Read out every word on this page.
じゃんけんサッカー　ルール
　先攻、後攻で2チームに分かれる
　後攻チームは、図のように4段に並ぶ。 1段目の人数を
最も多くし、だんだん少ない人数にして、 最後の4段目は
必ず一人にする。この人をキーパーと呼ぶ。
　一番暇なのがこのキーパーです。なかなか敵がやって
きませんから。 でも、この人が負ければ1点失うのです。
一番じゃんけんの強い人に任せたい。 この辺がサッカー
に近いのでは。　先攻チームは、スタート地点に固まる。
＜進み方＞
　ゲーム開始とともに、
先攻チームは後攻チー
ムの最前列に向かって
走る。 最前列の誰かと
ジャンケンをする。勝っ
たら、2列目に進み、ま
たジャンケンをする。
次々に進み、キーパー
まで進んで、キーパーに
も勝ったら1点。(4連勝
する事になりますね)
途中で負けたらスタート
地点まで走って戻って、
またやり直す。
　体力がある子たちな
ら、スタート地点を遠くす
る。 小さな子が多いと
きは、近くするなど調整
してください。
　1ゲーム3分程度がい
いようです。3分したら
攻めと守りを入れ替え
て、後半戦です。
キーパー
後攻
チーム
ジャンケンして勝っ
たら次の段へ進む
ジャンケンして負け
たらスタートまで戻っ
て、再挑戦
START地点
• • • •
(Problem statement): Output the full listing without altering anything.

(The solution):
Read out every word on this page.
じゃんけんサッカー　ルール
　先攻、後攻で2チームに分かれる
　後攻チームは、図のように4段に並ぶ。 1段目の人数を
最も多くし、だんだん少ない人数にして、 最後の4段目は
必ず一人にする。この人をキーパーと呼ぶ。
　一番暇なのがこのキーパーです。なかなか敵がやって
きませんから。 でも、この人が負ければ1点失うのです。
一番じゃんけんの強い人に任せたい。 この辺がサッカー
に近いのでは。　先攻チームは、スタート地点に固まる。
＜進み方＞
　ゲーム開始とともに、
先攻チームは後攻チー
ムの最前列に向かって
走る。 最前列の誰かと
ジャンケンをする。勝っ
たら、2列目に進み、ま
たジャンケンをする。
次々に進み、キーパー
まで進んで、キーパーに
も勝ったら1点。(4連勝
する事になりますね)
途中で負けたらスタート
地点まで走って戻って、
またやり直す。
　体力がある子たちな
ら、スタート地点を遠くす
る。 小さな子が多いと
きは、近くするなど調整
してください。
　1ゲーム3分程度がい
いようです。3分したら
攻めと守りを入れ替え
て、後半戦です。
キーパー
後攻
チーム
ジャンケンして勝っ
たら次の段へ進む
ジャンケンして負け
たらスタートまで戻っ
て、再挑戦
START地点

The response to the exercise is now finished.